Provided records
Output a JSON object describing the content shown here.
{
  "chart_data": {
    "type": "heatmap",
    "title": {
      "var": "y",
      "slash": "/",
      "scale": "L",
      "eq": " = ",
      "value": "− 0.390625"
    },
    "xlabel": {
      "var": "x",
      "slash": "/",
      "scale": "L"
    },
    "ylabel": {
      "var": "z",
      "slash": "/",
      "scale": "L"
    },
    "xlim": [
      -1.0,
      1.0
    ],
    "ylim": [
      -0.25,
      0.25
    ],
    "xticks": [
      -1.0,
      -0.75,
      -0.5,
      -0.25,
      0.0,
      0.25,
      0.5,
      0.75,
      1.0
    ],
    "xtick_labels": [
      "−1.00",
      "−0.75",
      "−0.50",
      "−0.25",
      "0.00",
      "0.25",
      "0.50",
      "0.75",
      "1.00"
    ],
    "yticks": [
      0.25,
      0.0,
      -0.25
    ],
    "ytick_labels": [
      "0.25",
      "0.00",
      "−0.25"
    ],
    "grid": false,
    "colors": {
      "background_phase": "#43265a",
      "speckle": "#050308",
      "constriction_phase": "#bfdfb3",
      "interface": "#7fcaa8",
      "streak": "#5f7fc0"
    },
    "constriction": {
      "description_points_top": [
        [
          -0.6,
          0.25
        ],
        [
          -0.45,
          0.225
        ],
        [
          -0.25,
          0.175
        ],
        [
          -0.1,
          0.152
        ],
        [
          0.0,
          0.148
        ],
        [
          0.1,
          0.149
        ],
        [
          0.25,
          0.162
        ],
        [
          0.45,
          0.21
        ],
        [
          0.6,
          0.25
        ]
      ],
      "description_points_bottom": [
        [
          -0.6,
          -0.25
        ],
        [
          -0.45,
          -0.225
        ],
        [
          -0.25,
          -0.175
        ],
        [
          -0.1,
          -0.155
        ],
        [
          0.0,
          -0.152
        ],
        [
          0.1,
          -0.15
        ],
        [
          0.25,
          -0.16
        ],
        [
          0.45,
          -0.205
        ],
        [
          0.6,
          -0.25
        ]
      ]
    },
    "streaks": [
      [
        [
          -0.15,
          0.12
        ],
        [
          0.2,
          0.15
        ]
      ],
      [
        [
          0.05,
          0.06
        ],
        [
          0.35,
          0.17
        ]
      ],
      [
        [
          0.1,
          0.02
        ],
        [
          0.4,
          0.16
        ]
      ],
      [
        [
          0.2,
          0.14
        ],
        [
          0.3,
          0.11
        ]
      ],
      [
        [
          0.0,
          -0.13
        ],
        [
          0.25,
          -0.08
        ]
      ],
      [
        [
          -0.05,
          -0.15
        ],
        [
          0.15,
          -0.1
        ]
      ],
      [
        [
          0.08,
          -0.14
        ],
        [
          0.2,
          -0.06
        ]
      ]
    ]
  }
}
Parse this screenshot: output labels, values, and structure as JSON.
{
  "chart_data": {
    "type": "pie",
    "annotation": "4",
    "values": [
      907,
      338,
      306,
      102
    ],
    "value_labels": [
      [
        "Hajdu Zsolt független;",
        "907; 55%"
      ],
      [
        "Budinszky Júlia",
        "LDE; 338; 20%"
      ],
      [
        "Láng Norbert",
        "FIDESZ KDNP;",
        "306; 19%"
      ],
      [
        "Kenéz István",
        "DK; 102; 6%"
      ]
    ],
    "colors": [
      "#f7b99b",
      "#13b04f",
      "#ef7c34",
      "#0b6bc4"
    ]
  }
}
==
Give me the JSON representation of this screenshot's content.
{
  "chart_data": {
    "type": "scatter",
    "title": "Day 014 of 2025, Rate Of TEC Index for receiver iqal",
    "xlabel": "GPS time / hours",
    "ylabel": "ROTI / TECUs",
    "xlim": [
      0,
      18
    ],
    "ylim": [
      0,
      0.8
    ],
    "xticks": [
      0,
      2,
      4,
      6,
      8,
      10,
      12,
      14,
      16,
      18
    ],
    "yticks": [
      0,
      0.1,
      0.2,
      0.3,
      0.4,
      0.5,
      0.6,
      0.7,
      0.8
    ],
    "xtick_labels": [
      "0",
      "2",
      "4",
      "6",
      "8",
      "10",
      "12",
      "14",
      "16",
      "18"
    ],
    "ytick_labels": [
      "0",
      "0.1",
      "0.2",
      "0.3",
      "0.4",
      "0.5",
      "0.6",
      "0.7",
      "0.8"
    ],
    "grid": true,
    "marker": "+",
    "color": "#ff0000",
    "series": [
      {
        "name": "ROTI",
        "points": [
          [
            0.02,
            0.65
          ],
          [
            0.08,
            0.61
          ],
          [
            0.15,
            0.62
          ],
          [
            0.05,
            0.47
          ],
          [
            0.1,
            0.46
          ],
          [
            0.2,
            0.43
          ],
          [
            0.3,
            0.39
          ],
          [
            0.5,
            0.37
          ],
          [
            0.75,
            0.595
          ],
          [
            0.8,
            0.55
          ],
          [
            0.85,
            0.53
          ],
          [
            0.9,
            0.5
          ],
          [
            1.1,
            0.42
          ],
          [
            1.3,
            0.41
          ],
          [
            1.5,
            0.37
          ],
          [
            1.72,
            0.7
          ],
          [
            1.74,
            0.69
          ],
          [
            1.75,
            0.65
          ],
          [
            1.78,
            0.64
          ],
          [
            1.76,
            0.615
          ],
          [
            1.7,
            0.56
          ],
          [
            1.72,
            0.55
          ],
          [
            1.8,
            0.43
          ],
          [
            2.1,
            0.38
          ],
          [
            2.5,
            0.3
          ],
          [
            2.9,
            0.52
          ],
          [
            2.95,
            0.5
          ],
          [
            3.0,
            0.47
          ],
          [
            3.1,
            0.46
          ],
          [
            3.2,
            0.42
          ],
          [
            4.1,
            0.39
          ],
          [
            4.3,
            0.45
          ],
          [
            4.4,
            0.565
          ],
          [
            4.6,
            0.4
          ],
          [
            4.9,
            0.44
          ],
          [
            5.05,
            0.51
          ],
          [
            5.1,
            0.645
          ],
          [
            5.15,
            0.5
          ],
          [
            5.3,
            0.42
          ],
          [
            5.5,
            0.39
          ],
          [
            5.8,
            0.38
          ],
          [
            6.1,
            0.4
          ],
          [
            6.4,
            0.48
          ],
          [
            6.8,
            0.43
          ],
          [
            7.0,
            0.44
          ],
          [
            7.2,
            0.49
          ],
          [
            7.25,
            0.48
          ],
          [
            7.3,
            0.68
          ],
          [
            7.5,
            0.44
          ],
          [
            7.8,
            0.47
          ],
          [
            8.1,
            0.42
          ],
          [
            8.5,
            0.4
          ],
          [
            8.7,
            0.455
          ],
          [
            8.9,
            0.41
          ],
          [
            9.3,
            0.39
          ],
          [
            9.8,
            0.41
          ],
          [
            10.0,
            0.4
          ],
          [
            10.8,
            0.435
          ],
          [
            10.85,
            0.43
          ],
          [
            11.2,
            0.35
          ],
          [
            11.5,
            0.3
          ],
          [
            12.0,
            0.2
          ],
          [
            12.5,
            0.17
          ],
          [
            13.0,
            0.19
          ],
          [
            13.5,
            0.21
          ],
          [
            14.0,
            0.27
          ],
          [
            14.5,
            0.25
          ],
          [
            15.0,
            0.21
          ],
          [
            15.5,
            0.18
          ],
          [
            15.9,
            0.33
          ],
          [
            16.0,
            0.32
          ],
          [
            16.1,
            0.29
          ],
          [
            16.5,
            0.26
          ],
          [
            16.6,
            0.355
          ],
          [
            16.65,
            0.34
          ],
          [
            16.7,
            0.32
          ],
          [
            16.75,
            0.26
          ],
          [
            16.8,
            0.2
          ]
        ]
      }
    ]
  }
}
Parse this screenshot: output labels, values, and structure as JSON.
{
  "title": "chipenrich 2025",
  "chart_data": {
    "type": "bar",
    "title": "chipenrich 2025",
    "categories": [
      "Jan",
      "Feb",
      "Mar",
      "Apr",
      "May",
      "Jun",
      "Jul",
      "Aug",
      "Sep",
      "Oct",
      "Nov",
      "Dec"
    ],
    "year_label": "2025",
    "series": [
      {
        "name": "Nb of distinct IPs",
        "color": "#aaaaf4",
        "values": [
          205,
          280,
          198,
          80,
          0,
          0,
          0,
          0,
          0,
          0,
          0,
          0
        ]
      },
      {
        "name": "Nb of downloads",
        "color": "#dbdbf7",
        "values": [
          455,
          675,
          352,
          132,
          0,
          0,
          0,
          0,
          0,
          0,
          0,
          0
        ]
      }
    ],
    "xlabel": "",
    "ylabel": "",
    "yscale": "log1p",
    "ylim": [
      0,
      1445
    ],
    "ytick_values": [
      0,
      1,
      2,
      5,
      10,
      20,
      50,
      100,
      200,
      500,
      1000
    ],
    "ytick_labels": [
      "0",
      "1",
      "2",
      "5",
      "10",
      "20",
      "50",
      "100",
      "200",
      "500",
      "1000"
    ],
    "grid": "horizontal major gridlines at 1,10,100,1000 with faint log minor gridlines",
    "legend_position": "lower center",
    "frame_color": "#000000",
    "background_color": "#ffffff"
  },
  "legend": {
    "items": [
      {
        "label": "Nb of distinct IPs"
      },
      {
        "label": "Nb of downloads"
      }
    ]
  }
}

Stated exercise
Each line with the string "downloads" in it needs to be found and copied.

Full response
        "name": "Nb of downloads",
        "label": "Nb of downloads"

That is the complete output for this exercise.